* **Goal**:
Each record needs to be echoed exactly; can you do that?

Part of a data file
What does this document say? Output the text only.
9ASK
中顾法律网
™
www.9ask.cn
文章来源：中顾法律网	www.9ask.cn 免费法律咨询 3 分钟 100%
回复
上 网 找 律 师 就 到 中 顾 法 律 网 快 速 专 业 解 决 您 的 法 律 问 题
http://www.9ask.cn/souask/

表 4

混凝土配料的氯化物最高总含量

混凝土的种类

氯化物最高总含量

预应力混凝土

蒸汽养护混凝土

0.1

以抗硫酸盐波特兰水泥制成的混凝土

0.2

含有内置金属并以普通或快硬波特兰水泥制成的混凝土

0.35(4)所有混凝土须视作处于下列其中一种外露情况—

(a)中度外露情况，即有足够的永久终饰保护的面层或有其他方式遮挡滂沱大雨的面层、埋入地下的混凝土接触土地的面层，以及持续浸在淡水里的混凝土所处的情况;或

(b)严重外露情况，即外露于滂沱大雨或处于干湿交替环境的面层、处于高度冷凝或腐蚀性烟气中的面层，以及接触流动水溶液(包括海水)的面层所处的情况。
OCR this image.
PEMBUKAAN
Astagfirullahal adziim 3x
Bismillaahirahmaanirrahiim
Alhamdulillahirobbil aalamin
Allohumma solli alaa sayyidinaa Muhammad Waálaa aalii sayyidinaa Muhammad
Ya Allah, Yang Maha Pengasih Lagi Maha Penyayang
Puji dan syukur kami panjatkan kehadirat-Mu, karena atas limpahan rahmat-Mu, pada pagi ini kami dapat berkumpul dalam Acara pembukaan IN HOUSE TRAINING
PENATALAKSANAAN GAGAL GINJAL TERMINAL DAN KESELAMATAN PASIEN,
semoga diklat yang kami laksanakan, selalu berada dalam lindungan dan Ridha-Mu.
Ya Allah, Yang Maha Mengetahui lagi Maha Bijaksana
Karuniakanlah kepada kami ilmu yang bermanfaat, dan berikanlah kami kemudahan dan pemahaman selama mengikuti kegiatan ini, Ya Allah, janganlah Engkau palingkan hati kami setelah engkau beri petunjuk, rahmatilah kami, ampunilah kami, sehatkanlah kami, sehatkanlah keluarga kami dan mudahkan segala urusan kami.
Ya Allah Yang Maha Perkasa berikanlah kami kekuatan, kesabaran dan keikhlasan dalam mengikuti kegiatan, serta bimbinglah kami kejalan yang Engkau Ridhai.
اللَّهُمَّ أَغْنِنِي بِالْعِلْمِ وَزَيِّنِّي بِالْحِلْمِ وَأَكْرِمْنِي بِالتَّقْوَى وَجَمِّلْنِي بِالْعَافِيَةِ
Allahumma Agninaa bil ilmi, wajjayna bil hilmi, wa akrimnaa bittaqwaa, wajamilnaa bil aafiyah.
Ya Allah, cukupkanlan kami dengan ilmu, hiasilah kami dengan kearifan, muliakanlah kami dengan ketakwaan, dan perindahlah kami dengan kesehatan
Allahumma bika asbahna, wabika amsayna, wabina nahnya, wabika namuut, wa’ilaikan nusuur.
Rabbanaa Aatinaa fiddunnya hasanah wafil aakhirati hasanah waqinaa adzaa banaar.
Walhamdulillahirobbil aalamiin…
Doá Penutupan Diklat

* **Answer to the exercise**:
What does this document say? Output the text only.
9ASK
中顾法律网
™
www.9ask.cn
文章来源：中顾法律网	www.9ask.cn 免费法律咨询 3 分钟 100%
回复
上 网 找 律 师 就 到 中 顾 法 律 网 快 速 专 业 解 决 您 的 法 律 问 题
http://www.9ask.cn/souask/

表 4

混凝土配料的氯化物最高总含量

混凝土的种类

氯化物最高总含量

预应力混凝土

蒸汽养护混凝土

0.1

以抗硫酸盐波特兰水泥制成的混凝土

0.2

含有内置金属并以普通或快硬波特兰水泥制成的混凝土

0.35(4)所有混凝土须视作处于下列其中一种外露情况—

(a)中度外露情况，即有足够的永久终饰保护的面层或有其他方式遮挡滂沱大雨的面层、埋入地下的混凝土接触土地的面层，以及持续浸在淡水里的混凝土所处的情况;或

(b)严重外露情况，即外露于滂沱大雨或处于干湿交替环境的面层、处于高度冷凝或腐蚀性烟气中的面层，以及接触流动水溶液(包括海水)的面层所处的情况。
OCR this image.
PEMBUKAAN
Astagfirullahal adziim 3x
Bismillaahirahmaanirrahiim
Alhamdulillahirobbil aalamin
Allohumma solli alaa sayyidinaa Muhammad Waálaa aalii sayyidinaa Muhammad
Ya Allah, Yang Maha Pengasih Lagi Maha Penyayang
Puji dan syukur kami panjatkan kehadirat-Mu, karena atas limpahan rahmat-Mu, pada pagi ini kami dapat berkumpul dalam Acara pembukaan IN HOUSE TRAINING
PENATALAKSANAAN GAGAL GINJAL TERMINAL DAN KESELAMATAN PASIEN,
semoga diklat yang kami laksanakan, selalu berada dalam lindungan dan Ridha-Mu.
Ya Allah, Yang Maha Mengetahui lagi Maha Bijaksana
Karuniakanlah kepada kami ilmu yang bermanfaat, dan berikanlah kami kemudahan dan pemahaman selama mengikuti kegiatan ini, Ya Allah, janganlah Engkau palingkan hati kami setelah engkau beri petunjuk, rahmatilah kami, ampunilah kami, sehatkanlah kami, sehatkanlah keluarga kami dan mudahkan segala urusan kami.
Ya Allah Yang Maha Perkasa berikanlah kami kekuatan, kesabaran dan keikhlasan dalam mengikuti kegiatan, serta bimbinglah kami kejalan yang Engkau Ridhai.
اللَّهُمَّ أَغْنِنِي بِالْعِلْمِ وَزَيِّنِّي بِالْحِلْمِ وَأَكْرِمْنِي بِالتَّقْوَى وَجَمِّلْنِي بِالْعَافِيَةِ
Allahumma Agninaa bil ilmi, wajjayna bil hilmi, wa akrimnaa bittaqwaa, wajamilnaa bil aafiyah.
Ya Allah, cukupkanlan kami dengan ilmu, hiasilah kami dengan kearifan, muliakanlah kami dengan ketakwaan, dan perindahlah kami dengan kesehatan
Allahumma bika asbahna, wabika amsayna, wabina nahnya, wabika namuut, wa’ilaikan nusuur.
Rabbanaa Aatinaa fiddunnya hasanah wafil aakhirati hasanah waqinaa adzaa banaar.
Walhamdulillahirobbil aalamiin…
Doá Penutupan Diklat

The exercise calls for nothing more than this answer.